The task -> Pictures in the data below are not part of the copy; transcribe everything else exactly.

Data entries ->
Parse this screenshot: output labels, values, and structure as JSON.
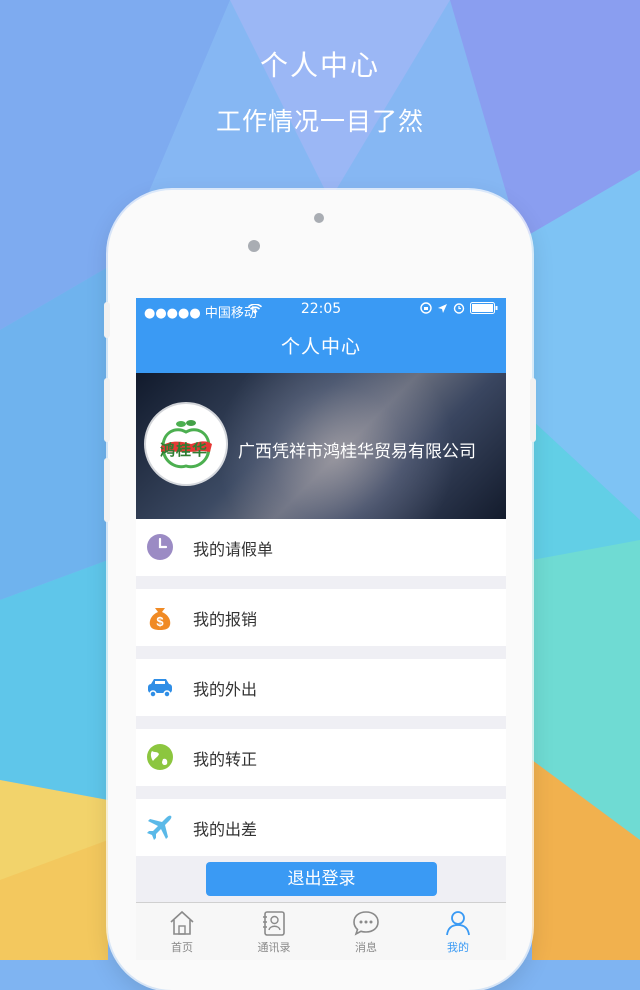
{
  "promo": {
    "title": "个人中心",
    "subtitle": "工作情况一目了然"
  },
  "status_bar": {
    "carrier": "●●●●● 中国移动",
    "time": "22:05"
  },
  "nav": {
    "title": "个人中心"
  },
  "profile": {
    "logo_text": "鸿桂华",
    "company_name": "广西凭祥市鸿桂华贸易有限公司"
  },
  "menu": [
    {
      "label": "我的请假单",
      "icon": "clock-icon",
      "color": "#9b8bc4"
    },
    {
      "label": "我的报销",
      "icon": "money-bag-icon",
      "color": "#f08a24"
    },
    {
      "label": "我的外出",
      "icon": "car-icon",
      "color": "#2f8ee6"
    },
    {
      "label": "我的转正",
      "icon": "globe-icon",
      "color": "#8cc63f"
    },
    {
      "label": "我的出差",
      "icon": "airplane-icon",
      "color": "#5ab9e8"
    }
  ],
  "logout_label": "退出登录",
  "tabs": [
    {
      "label": "首页",
      "icon": "home-icon",
      "active": false
    },
    {
      "label": "通讯录",
      "icon": "contacts-icon",
      "active": false
    },
    {
      "label": "消息",
      "icon": "chat-icon",
      "active": false
    },
    {
      "label": "我的",
      "icon": "user-icon",
      "active": true
    }
  ],
  "colors": {
    "accent": "#3a9af4",
    "background": "#efeff4"
  }
}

Correct output ->
Parse this screenshot: output labels, values, and structure as JSON.
{
  "promo": {
    "title": "个人中心",
    "subtitle": "工作情况一目了然"
  },
  "status_bar": {
    "carrier": "●●●●● 中国移动",
    "time": "22:05"
  },
  "nav": {
    "title": "个人中心"
  },
  "profile": {
    "logo_text": "鸿桂华",
    "company_name": "广西凭祥市鸿桂华贸易有限公司"
  },
  "menu": [
    {
      "label": "我的请假单",
      "icon": "clock-icon",
      "color": "#9b8bc4"
    },
    {
      "label": "我的报销",
      "icon": "money-bag-icon",
      "color": "#f08a24"
    },
    {
      "label": "我的外出",
      "icon": "car-icon",
      "color": "#2f8ee6"
    },
    {
      "label": "我的转正",
      "icon": "globe-icon",
      "color": "#8cc63f"
    },
    {
      "label": "我的出差",
      "icon": "airplane-icon",
      "color": "#5ab9e8"
    }
  ],
  "logout_label": "退出登录",
  "tabs": [
    {
      "label": "首页",
      "icon": "home-icon",
      "active": false
    },
    {
      "label": "通讯录",
      "icon": "contacts-icon",
      "active": false
    },
    {
      "label": "消息",
      "icon": "chat-icon",
      "active": false
    },
    {
      "label": "我的",
      "icon": "user-icon",
      "active": true
    }
  ],
  "colors": {
    "accent": "#3a9af4",
    "background": "#efeff4"
  }
}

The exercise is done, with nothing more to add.